_Set exercise_
Write out all of the entries that follow, word for word, but skip the pictures.

Data extracted from a collection:
_ _ _ _ _

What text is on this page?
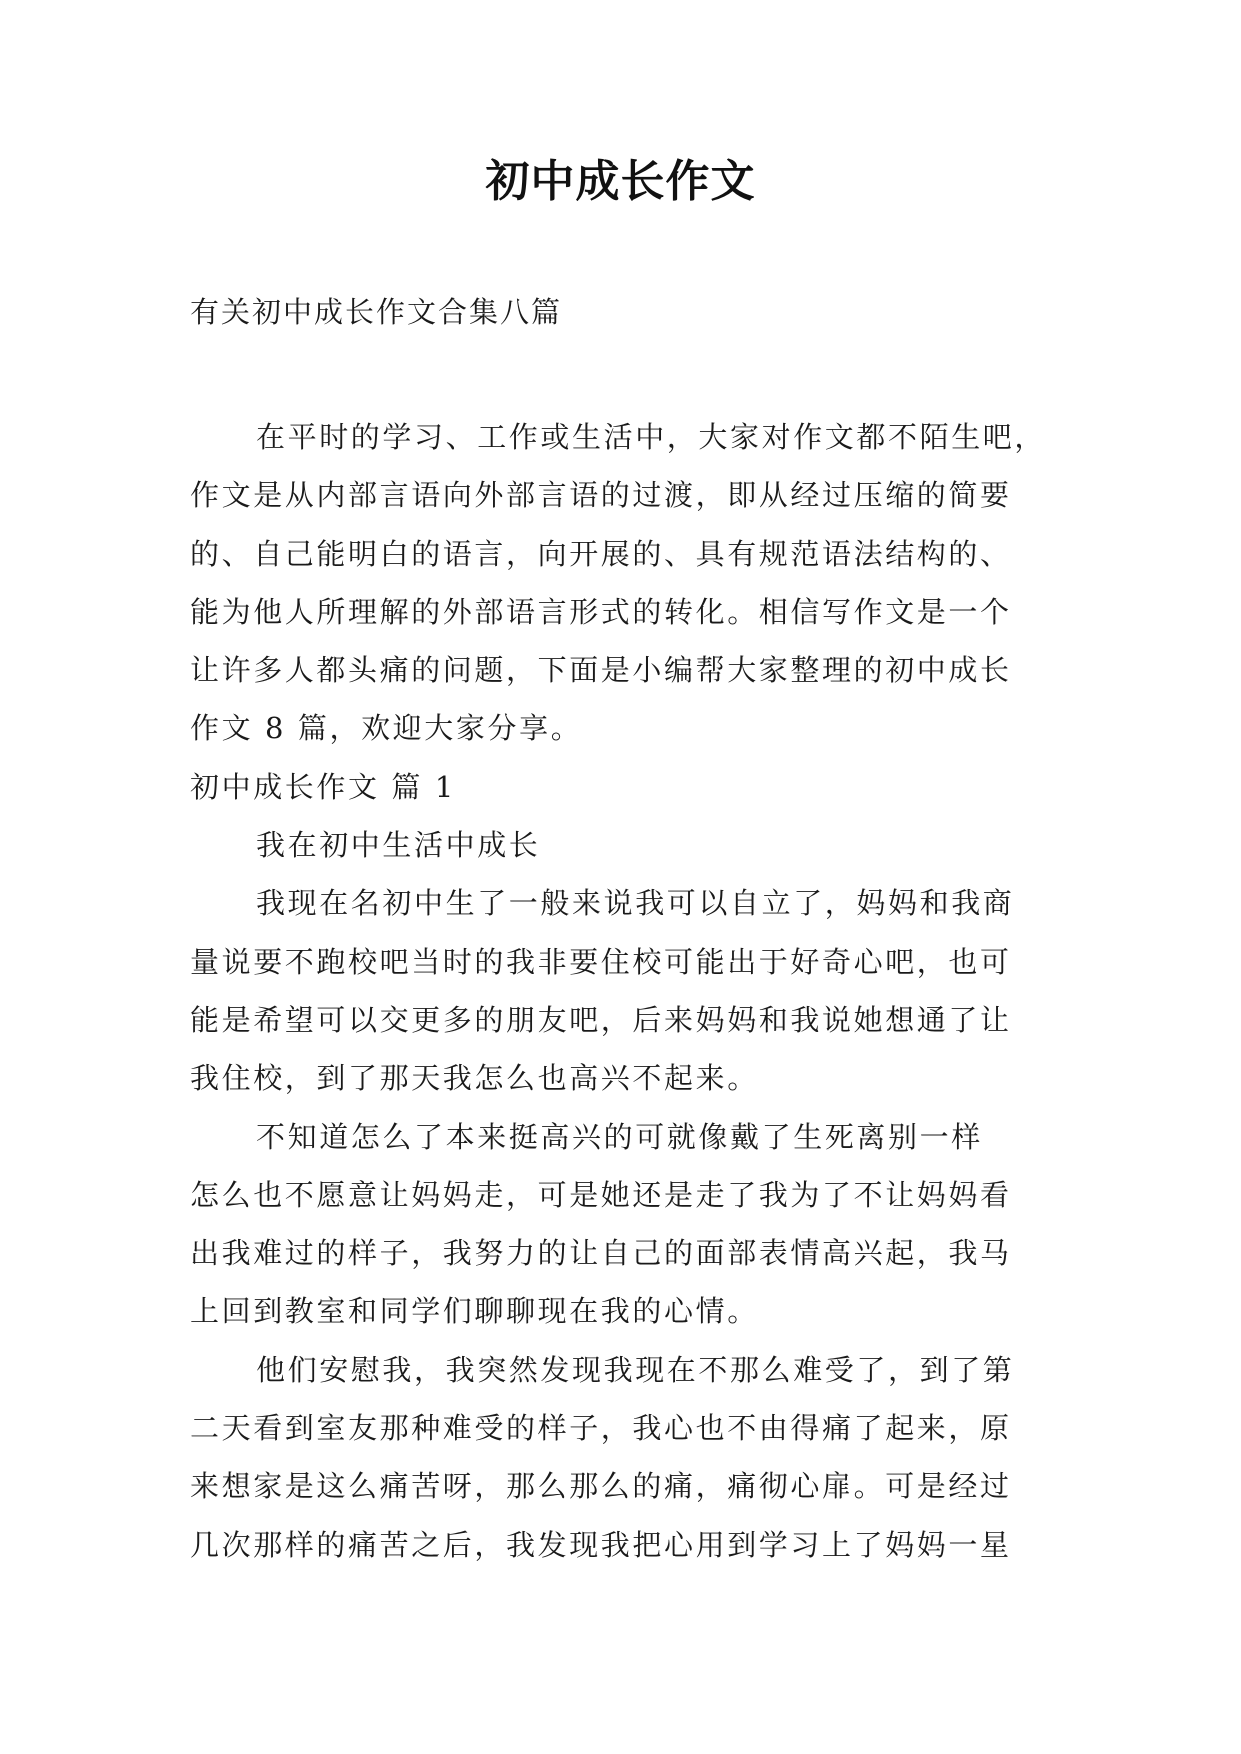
初中成长作文
有关初中成长作文合集八篇
在平时的学习、工作或生活中，大家对作文都不陌生吧，
作文是从内部言语向外部言语的过渡，即从经过压缩的简要
的、自己能明白的语言，向开展的、具有规范语法结构的、
能为他人所理解的外部语言形式的转化。相信写作文是一个
让许多人都头痛的问题，下面是小编帮大家整理的初中成长
作文 8 篇，欢迎大家分享。
初中成长作文 篇 1
我在初中生活中成长
我现在名初中生了一般来说我可以自立了，妈妈和我商
量说要不跑校吧当时的我非要住校可能出于好奇心吧，也可
能是希望可以交更多的朋友吧，后来妈妈和我说她想通了让
我住校，到了那天我怎么也高兴不起来。
不知道怎么了本来挺高兴的可就像戴了生死离别一样
怎么也不愿意让妈妈走，可是她还是走了我为了不让妈妈看
出我难过的样子，我努力的让自己的面部表情高兴起，我马
上回到教室和同学们聊聊现在我的心情。
他们安慰我，我突然发现我现在不那么难受了，到了第
二天看到室友那种难受的样子，我心也不由得痛了起来，原
来想家是这么痛苦呀，那么那么的痛，痛彻心扉。可是经过
几次那样的痛苦之后，我发现我把心用到学习上了妈妈一星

_ _ _ _ _

_Result of this exercise_
What text is on this page?
初中成长作文
有关初中成长作文合集八篇
在平时的学习、工作或生活中，大家对作文都不陌生吧，
作文是从内部言语向外部言语的过渡，即从经过压缩的简要
的、自己能明白的语言，向开展的、具有规范语法结构的、
能为他人所理解的外部语言形式的转化。相信写作文是一个
让许多人都头痛的问题，下面是小编帮大家整理的初中成长
作文 8 篇，欢迎大家分享。
初中成长作文 篇 1
我在初中生活中成长
我现在名初中生了一般来说我可以自立了，妈妈和我商
量说要不跑校吧当时的我非要住校可能出于好奇心吧，也可
能是希望可以交更多的朋友吧，后来妈妈和我说她想通了让
我住校，到了那天我怎么也高兴不起来。
不知道怎么了本来挺高兴的可就像戴了生死离别一样
怎么也不愿意让妈妈走，可是她还是走了我为了不让妈妈看
出我难过的样子，我努力的让自己的面部表情高兴起，我马
上回到教室和同学们聊聊现在我的心情。
他们安慰我，我突然发现我现在不那么难受了，到了第
二天看到室友那种难受的样子，我心也不由得痛了起来，原
来想家是这么痛苦呀，那么那么的痛，痛彻心扉。可是经过
几次那样的痛苦之后，我发现我把心用到学习上了妈妈一星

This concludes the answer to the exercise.